### Work to complete
Rewrite the material below with every "Counts/sec" changed to "Counts per second" and nothing else altered. Leave out the pictures.

### Provided material
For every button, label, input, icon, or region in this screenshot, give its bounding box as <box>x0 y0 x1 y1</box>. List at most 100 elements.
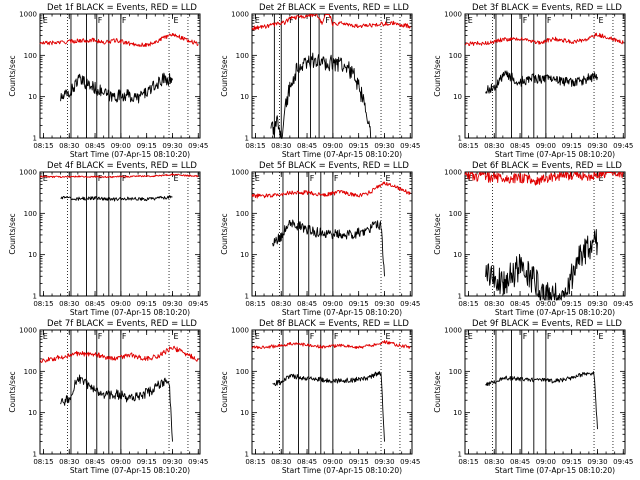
event-rate-series <box>485 70 598 94</box>
panel-title: Det 2f BLACK = Events, RED = LLD <box>259 3 409 13</box>
region-flag-label: F <box>98 16 103 25</box>
region-flag-label: F <box>547 332 552 341</box>
y-axis-label: Counts/sec <box>8 55 17 96</box>
region-flag-label: E <box>43 332 48 341</box>
y-tick-label: 1 <box>245 135 249 143</box>
region-flag-label: E <box>468 16 473 25</box>
x-tick-label: 08:15 <box>245 142 265 150</box>
region-flag-label: E <box>598 332 603 341</box>
lld-rate-series <box>39 32 199 48</box>
detector-panel: Det 1f BLACK = Events, RED = LLD 1 10 100 10… <box>8 3 208 159</box>
y-tick-label: 1 <box>458 293 462 301</box>
x-axis-label: Start Time (07-Apr-15 08:10:20) <box>495 308 615 317</box>
x-tick-label: 09:15 <box>137 300 157 308</box>
x-tick-label: 09:45 <box>188 300 208 308</box>
x-tick-label: 08:30 <box>271 142 291 150</box>
event-rate-series <box>272 371 385 442</box>
x-axis-label: Start Time (07-Apr-15 08:10:20) <box>70 466 190 475</box>
x-tick-label: 09:00 <box>111 142 131 150</box>
plot-frame <box>251 329 413 455</box>
x-tick-label: 09:30 <box>374 458 394 466</box>
region-flag-label: E <box>385 174 390 183</box>
region-flag-label: E <box>255 16 260 25</box>
x-tick-label: 08:45 <box>85 142 105 150</box>
x-tick-label: 09:15 <box>349 458 369 466</box>
y-axis-label: Counts/sec <box>8 213 17 254</box>
y-tick-label: 100 <box>236 210 249 218</box>
x-tick-label: 09:30 <box>162 142 182 150</box>
region-flag-label: F <box>523 332 528 341</box>
x-tick-label: 08:45 <box>510 300 530 308</box>
region-flag-label: F <box>523 16 528 25</box>
y-tick-label: 100 <box>24 210 37 218</box>
x-tick-label: 09:30 <box>374 300 394 308</box>
x-tick-label: 09:00 <box>536 142 556 150</box>
event-rate-series <box>60 195 173 202</box>
x-tick-label: 08:30 <box>271 458 291 466</box>
region-flag-label: E <box>43 174 48 183</box>
panel-title: Det 5f BLACK = Events, RED = LLD <box>259 161 409 171</box>
event-rate-series <box>485 228 598 301</box>
y-tick-label: 1000 <box>19 11 37 19</box>
lld-rate-series <box>251 340 411 350</box>
x-tick-label: 09:30 <box>587 458 607 466</box>
region-flag-label: E <box>43 16 48 25</box>
y-tick-label: 1000 <box>444 327 462 335</box>
x-tick-label: 08:15 <box>458 142 478 150</box>
x-tick-label: 08:15 <box>33 142 53 150</box>
y-tick-label: 10 <box>453 409 462 417</box>
x-tick-label: 09:45 <box>400 458 420 466</box>
x-tick-label: 08:45 <box>297 142 317 150</box>
x-tick-label: 08:30 <box>59 458 79 466</box>
region-flag-label: F <box>122 332 127 341</box>
y-tick-label: 1 <box>458 135 462 143</box>
detector-panel: Det 7f BLACK = Events, RED = LLD 1 10 100 10… <box>8 319 208 475</box>
lld-rate-series <box>251 14 411 31</box>
x-tick-label: 09:45 <box>613 300 633 308</box>
x-tick-label: 08:15 <box>33 458 53 466</box>
y-axis-label: Counts/sec <box>220 55 229 96</box>
y-tick-label: 10 <box>240 251 249 259</box>
x-tick-label: 09:45 <box>188 458 208 466</box>
region-flag-label: F <box>122 16 127 25</box>
panel-title: Det 1f BLACK = Events, RED = LLD <box>47 3 197 13</box>
plot-frame <box>39 329 201 455</box>
x-tick-label: 09:00 <box>536 300 556 308</box>
x-tick-label: 09:15 <box>562 458 582 466</box>
x-tick-label: 08:30 <box>59 142 79 150</box>
region-flag-label: E <box>468 332 473 341</box>
region-flag-label: E <box>468 174 473 183</box>
region-flag-label: E <box>173 174 178 183</box>
plot-frame <box>39 171 201 297</box>
x-tick-label: 09:00 <box>536 458 556 466</box>
y-tick-label: 10 <box>28 251 37 259</box>
region-flag-label: E <box>255 332 260 341</box>
x-tick-label: 08:45 <box>85 300 105 308</box>
y-tick-label: 1000 <box>444 169 462 177</box>
y-axis-label: Counts/sec <box>8 371 17 412</box>
y-tick-label: 10 <box>28 409 37 417</box>
x-tick-label: 09:15 <box>349 142 369 150</box>
plot-frame <box>251 13 413 139</box>
y-tick-label: 10 <box>453 93 462 101</box>
region-flag-label: F <box>547 16 552 25</box>
y-tick-label: 1000 <box>19 169 37 177</box>
panel-title: Det 7f BLACK = Events, RED = LLD <box>47 319 197 329</box>
y-tick-label: 100 <box>24 52 37 60</box>
x-tick-label: 08:30 <box>484 458 504 466</box>
x-tick-label: 09:45 <box>400 300 420 308</box>
event-rate-series <box>60 374 173 442</box>
x-tick-label: 09:30 <box>162 458 182 466</box>
panel-title: Det 4f BLACK = Events, RED = LLD <box>47 161 197 171</box>
panel-title: Det 6f BLACK = Events, RED = LLD <box>472 161 622 171</box>
x-tick-label: 09:45 <box>613 142 633 150</box>
region-flag-label: E <box>255 174 260 183</box>
plot-frame <box>251 171 413 297</box>
y-tick-label: 10 <box>453 251 462 259</box>
x-tick-label: 08:15 <box>458 458 478 466</box>
x-axis-label: Start Time (07-Apr-15 08:10:20) <box>282 466 402 475</box>
region-flag-label: E <box>385 332 390 341</box>
region-flag-label: F <box>310 332 315 341</box>
x-tick-label: 08:45 <box>510 458 530 466</box>
y-tick-label: 1000 <box>444 11 462 19</box>
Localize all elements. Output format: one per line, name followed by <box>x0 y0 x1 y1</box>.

### Solution to this problem
For every button, label, input, icon, or region in this screenshot, give its bounding box as <box>x0 y0 x1 y1</box>. List at most 100 elements.
event-rate-series <box>485 70 598 94</box>
panel-title: Det 2f BLACK = Events, RED = LLD <box>259 3 409 13</box>
region-flag-label: F <box>98 16 103 25</box>
region-flag-label: F <box>547 332 552 341</box>
y-axis-label: Counts per second <box>8 55 17 96</box>
region-flag-label: E <box>43 332 48 341</box>
y-tick-label: 1 <box>245 135 249 143</box>
region-flag-label: E <box>468 16 473 25</box>
x-tick-label: 08:15 <box>245 142 265 150</box>
region-flag-label: E <box>598 332 603 341</box>
lld-rate-series <box>39 32 199 48</box>
detector-panel: Det 1f BLACK = Events, RED = LLD 1 10 100 10… <box>8 3 208 159</box>
y-tick-label: 1 <box>458 293 462 301</box>
x-axis-label: Start Time (07-Apr-15 08:10:20) <box>495 308 615 317</box>
x-tick-label: 09:15 <box>137 300 157 308</box>
x-tick-label: 09:45 <box>188 300 208 308</box>
x-tick-label: 08:30 <box>271 142 291 150</box>
event-rate-series <box>272 371 385 442</box>
x-axis-label: Start Time (07-Apr-15 08:10:20) <box>70 466 190 475</box>
x-tick-label: 09:00 <box>111 142 131 150</box>
plot-frame <box>251 329 413 455</box>
x-tick-label: 09:30 <box>374 458 394 466</box>
region-flag-label: E <box>385 174 390 183</box>
region-flag-label: E <box>255 16 260 25</box>
x-tick-label: 08:45 <box>85 142 105 150</box>
x-tick-label: 09:15 <box>349 458 369 466</box>
y-axis-label: Counts per second <box>8 213 17 254</box>
y-tick-label: 100 <box>236 210 249 218</box>
x-tick-label: 09:30 <box>162 142 182 150</box>
region-flag-label: F <box>523 332 528 341</box>
x-tick-label: 08:45 <box>510 300 530 308</box>
region-flag-label: F <box>523 16 528 25</box>
y-tick-label: 100 <box>24 210 37 218</box>
x-tick-label: 09:30 <box>374 300 394 308</box>
x-tick-label: 09:00 <box>536 142 556 150</box>
event-rate-series <box>60 195 173 202</box>
x-tick-label: 08:30 <box>271 458 291 466</box>
region-flag-label: E <box>43 174 48 183</box>
panel-title: Det 5f BLACK = Events, RED = LLD <box>259 161 409 171</box>
event-rate-series <box>485 228 598 301</box>
y-tick-label: 1000 <box>19 11 37 19</box>
lld-rate-series <box>251 340 411 350</box>
x-tick-label: 09:30 <box>587 458 607 466</box>
region-flag-label: E <box>43 16 48 25</box>
y-tick-label: 1000 <box>444 327 462 335</box>
x-tick-label: 08:15 <box>458 142 478 150</box>
x-tick-label: 08:15 <box>33 142 53 150</box>
y-tick-label: 10 <box>453 409 462 417</box>
x-tick-label: 09:45 <box>400 458 420 466</box>
x-tick-label: 08:45 <box>297 142 317 150</box>
x-tick-label: 08:30 <box>59 458 79 466</box>
region-flag-label: F <box>122 332 127 341</box>
y-tick-label: 1 <box>458 135 462 143</box>
detector-panel: Det 7f BLACK = Events, RED = LLD 1 10 100 10… <box>8 319 208 475</box>
lld-rate-series <box>251 14 411 31</box>
x-tick-label: 09:45 <box>613 300 633 308</box>
x-tick-label: 08:15 <box>33 458 53 466</box>
y-axis-label: Counts per second <box>220 55 229 96</box>
y-tick-label: 10 <box>240 251 249 259</box>
x-tick-label: 09:45 <box>188 458 208 466</box>
region-flag-label: F <box>122 16 127 25</box>
panel-title: Det 1f BLACK = Events, RED = LLD <box>47 3 197 13</box>
plot-frame <box>39 329 201 455</box>
x-tick-label: 09:00 <box>536 300 556 308</box>
x-tick-label: 09:15 <box>562 458 582 466</box>
x-tick-label: 08:30 <box>59 142 79 150</box>
region-flag-label: E <box>468 332 473 341</box>
region-flag-label: E <box>468 174 473 183</box>
region-flag-label: E <box>173 174 178 183</box>
plot-frame <box>39 171 201 297</box>
x-tick-label: 09:00 <box>536 458 556 466</box>
y-tick-label: 10 <box>28 251 37 259</box>
region-flag-label: E <box>255 332 260 341</box>
x-tick-label: 08:45 <box>85 300 105 308</box>
y-tick-label: 1000 <box>444 169 462 177</box>
y-axis-label: Counts per second <box>8 371 17 412</box>
y-tick-label: 10 <box>28 409 37 417</box>
x-tick-label: 09:15 <box>349 142 369 150</box>
plot-frame <box>251 13 413 139</box>
y-tick-label: 10 <box>453 93 462 101</box>
region-flag-label: F <box>547 16 552 25</box>
y-tick-label: 1000 <box>19 169 37 177</box>
panel-title: Det 7f BLACK = Events, RED = LLD <box>47 319 197 329</box>
y-tick-label: 100 <box>24 52 37 60</box>
x-tick-label: 08:30 <box>484 458 504 466</box>
x-tick-label: 09:45 <box>400 300 420 308</box>
event-rate-series <box>60 374 173 442</box>
x-tick-label: 09:30 <box>162 458 182 466</box>
panel-title: Det 4f BLACK = Events, RED = LLD <box>47 161 197 171</box>
panel-title: Det 6f BLACK = Events, RED = LLD <box>472 161 622 171</box>
x-tick-label: 09:45 <box>613 142 633 150</box>
region-flag-label: E <box>255 174 260 183</box>
plot-frame <box>251 171 413 297</box>
y-tick-label: 10 <box>453 251 462 259</box>
x-tick-label: 08:15 <box>458 458 478 466</box>
x-axis-label: Start Time (07-Apr-15 08:10:20) <box>282 466 402 475</box>
region-flag-label: E <box>385 332 390 341</box>
region-flag-label: F <box>310 332 315 341</box>
x-tick-label: 08:45 <box>510 458 530 466</box>
y-tick-label: 1000 <box>444 11 462 19</box>
Localize all elements. Output format: one per line, name followed by <box>x0 y0 x1 y1</box>.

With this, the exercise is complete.